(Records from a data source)

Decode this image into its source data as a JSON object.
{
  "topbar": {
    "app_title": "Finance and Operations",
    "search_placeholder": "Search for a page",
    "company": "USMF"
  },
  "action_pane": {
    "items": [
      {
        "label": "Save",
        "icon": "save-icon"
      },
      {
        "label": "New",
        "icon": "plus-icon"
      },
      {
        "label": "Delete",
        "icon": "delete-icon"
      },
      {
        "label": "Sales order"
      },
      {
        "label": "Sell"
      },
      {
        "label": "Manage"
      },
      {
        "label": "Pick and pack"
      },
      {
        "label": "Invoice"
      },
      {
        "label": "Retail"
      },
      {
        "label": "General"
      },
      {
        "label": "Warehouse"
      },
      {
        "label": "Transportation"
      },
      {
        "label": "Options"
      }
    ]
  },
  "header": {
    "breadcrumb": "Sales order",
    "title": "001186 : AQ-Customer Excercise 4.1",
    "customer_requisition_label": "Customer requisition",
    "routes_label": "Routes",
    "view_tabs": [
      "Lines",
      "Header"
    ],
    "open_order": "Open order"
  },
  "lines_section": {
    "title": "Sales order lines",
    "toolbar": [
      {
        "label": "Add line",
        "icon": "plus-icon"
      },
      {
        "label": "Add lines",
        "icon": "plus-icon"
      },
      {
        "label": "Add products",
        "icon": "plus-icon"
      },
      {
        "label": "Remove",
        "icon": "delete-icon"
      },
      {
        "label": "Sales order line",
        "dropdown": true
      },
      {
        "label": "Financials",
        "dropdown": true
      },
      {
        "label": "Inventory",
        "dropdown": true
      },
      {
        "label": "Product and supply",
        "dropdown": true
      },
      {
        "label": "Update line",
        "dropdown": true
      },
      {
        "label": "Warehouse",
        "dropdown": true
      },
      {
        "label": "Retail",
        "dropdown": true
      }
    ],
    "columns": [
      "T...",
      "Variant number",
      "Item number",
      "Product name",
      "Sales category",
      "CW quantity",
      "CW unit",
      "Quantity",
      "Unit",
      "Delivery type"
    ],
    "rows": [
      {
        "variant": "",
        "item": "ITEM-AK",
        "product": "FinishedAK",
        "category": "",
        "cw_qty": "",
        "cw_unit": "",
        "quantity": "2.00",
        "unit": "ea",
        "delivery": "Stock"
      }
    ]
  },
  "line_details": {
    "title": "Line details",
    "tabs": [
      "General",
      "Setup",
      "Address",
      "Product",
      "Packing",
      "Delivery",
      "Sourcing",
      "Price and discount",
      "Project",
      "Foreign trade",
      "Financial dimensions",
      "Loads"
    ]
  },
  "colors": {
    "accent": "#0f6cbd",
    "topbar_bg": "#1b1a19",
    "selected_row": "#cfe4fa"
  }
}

■ Exercise
Of all the lines above, how many contain the word "order"? Answer with only the number.

■ Finished answer
5